>>>

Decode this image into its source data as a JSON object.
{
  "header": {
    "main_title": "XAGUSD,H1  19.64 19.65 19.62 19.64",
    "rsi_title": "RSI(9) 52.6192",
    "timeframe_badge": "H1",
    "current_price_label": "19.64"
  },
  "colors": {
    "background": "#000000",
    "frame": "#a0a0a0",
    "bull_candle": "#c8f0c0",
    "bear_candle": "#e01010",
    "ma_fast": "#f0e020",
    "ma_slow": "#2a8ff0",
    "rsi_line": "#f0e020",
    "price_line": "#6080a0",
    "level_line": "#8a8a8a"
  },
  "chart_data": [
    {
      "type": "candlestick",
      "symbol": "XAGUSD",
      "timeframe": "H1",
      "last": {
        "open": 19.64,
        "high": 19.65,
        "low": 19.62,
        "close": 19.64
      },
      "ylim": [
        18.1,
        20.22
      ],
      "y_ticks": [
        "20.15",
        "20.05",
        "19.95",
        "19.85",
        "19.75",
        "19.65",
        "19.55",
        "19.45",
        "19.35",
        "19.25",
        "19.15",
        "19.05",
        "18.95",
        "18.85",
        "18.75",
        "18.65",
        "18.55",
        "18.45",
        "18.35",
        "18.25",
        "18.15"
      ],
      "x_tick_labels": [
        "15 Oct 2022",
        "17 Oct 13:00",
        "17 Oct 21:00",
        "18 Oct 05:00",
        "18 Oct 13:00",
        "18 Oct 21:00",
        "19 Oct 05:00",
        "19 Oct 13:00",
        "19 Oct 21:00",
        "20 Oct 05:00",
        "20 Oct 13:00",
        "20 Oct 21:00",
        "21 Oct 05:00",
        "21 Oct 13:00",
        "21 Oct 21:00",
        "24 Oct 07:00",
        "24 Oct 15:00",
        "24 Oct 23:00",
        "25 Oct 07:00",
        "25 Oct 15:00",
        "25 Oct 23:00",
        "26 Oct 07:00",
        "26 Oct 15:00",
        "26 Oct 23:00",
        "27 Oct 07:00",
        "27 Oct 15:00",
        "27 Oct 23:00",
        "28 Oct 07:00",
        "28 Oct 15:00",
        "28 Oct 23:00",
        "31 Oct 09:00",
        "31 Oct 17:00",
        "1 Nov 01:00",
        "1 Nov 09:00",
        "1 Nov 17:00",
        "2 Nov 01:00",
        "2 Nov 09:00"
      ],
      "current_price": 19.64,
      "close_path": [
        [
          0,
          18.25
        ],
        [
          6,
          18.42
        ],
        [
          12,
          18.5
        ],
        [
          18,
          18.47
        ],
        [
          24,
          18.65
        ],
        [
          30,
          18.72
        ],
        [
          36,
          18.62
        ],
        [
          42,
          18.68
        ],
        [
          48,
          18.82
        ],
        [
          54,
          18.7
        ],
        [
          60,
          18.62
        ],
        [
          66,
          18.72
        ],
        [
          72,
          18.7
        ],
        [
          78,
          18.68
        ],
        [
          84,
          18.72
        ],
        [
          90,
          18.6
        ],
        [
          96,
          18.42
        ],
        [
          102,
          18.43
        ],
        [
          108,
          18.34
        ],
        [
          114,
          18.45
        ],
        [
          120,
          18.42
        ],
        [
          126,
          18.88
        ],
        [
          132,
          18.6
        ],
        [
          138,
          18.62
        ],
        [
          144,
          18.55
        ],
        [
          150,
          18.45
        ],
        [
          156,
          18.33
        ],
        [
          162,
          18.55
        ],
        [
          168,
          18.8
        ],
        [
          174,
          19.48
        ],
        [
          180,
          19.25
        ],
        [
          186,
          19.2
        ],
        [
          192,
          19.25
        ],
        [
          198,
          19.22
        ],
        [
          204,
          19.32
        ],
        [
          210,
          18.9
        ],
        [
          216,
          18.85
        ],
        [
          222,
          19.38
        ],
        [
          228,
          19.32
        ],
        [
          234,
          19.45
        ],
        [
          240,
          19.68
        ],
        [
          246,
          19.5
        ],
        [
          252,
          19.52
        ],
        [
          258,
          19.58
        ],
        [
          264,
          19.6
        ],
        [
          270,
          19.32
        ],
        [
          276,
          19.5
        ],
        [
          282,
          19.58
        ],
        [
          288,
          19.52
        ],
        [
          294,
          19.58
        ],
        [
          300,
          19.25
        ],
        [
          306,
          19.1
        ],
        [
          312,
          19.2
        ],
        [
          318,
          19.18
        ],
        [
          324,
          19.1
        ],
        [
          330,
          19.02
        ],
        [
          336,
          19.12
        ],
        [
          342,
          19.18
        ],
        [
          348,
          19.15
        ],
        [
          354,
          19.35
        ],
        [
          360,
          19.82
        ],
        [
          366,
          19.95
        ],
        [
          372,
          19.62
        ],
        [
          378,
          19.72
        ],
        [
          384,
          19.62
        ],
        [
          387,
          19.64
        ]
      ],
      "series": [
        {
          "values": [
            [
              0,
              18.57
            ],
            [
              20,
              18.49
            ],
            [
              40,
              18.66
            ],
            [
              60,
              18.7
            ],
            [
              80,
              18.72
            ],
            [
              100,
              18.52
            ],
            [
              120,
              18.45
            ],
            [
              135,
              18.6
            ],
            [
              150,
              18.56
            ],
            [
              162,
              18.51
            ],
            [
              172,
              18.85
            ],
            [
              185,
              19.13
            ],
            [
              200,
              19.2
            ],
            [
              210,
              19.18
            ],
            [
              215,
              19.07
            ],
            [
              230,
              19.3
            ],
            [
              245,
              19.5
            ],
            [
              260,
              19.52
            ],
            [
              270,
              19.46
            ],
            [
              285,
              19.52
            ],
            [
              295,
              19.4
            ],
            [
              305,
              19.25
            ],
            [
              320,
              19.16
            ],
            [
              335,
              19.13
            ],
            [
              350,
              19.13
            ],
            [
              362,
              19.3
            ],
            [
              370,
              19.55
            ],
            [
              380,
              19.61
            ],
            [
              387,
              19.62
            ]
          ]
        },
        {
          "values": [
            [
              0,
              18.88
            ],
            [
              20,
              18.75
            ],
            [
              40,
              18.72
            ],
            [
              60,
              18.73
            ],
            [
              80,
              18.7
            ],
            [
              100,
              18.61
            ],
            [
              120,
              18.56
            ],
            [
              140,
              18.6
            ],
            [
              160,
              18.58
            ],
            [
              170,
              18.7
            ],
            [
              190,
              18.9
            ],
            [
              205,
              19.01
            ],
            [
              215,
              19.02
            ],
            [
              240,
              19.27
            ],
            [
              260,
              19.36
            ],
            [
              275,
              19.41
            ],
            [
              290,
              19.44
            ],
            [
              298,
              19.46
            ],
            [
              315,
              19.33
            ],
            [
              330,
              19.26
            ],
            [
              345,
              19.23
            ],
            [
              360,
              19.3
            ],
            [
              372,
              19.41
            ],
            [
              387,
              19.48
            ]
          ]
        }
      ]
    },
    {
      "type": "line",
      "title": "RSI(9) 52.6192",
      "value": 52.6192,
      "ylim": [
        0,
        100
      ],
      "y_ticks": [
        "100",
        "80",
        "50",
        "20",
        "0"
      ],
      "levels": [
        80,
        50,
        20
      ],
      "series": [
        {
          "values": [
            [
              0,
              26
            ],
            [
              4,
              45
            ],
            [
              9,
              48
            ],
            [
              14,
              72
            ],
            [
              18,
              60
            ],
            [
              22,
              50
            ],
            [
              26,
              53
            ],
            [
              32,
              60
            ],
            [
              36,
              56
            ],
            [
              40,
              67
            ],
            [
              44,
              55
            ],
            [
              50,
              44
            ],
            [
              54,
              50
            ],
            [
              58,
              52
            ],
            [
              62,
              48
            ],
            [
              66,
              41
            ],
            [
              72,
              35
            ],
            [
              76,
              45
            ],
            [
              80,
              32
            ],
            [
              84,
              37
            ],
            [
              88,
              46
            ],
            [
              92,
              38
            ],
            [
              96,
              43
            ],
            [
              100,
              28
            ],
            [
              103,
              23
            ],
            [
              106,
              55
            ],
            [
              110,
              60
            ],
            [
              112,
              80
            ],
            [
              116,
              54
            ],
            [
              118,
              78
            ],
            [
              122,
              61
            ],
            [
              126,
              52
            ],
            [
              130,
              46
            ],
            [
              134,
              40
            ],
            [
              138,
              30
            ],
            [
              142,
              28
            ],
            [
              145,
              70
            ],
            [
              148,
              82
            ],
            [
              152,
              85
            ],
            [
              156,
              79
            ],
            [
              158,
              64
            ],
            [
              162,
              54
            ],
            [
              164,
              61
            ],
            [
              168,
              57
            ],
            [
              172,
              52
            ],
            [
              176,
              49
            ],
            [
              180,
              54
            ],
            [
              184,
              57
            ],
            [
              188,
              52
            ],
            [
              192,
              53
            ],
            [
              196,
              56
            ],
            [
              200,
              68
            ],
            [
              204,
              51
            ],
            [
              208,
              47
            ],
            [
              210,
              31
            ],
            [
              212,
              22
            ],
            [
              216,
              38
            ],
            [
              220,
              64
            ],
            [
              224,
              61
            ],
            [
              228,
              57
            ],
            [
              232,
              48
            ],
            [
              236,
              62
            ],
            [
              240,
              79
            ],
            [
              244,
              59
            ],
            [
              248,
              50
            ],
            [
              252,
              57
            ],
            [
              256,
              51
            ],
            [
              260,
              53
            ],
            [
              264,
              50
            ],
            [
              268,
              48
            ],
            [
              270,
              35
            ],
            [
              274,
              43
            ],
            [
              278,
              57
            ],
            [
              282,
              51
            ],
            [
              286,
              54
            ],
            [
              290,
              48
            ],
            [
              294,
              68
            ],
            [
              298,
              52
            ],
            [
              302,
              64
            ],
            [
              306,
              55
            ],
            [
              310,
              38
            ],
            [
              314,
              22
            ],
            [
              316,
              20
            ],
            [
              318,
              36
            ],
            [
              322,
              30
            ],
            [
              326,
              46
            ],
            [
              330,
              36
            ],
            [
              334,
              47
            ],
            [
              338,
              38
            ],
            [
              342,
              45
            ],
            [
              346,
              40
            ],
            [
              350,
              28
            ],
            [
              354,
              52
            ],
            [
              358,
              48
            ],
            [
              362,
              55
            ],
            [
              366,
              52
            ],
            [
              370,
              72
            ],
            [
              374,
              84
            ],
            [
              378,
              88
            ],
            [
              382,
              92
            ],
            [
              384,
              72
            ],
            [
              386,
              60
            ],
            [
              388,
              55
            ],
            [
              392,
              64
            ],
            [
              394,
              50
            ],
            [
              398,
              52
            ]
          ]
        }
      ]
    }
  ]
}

<<<

EXERCISE -
Identify which lines contain the word "XAGUSD" and copy each one.

TASK OUTPUT -
    "main_title": "XAGUSD,H1  19.64 19.65 19.62 19.64",
      "symbol": "XAGUSD",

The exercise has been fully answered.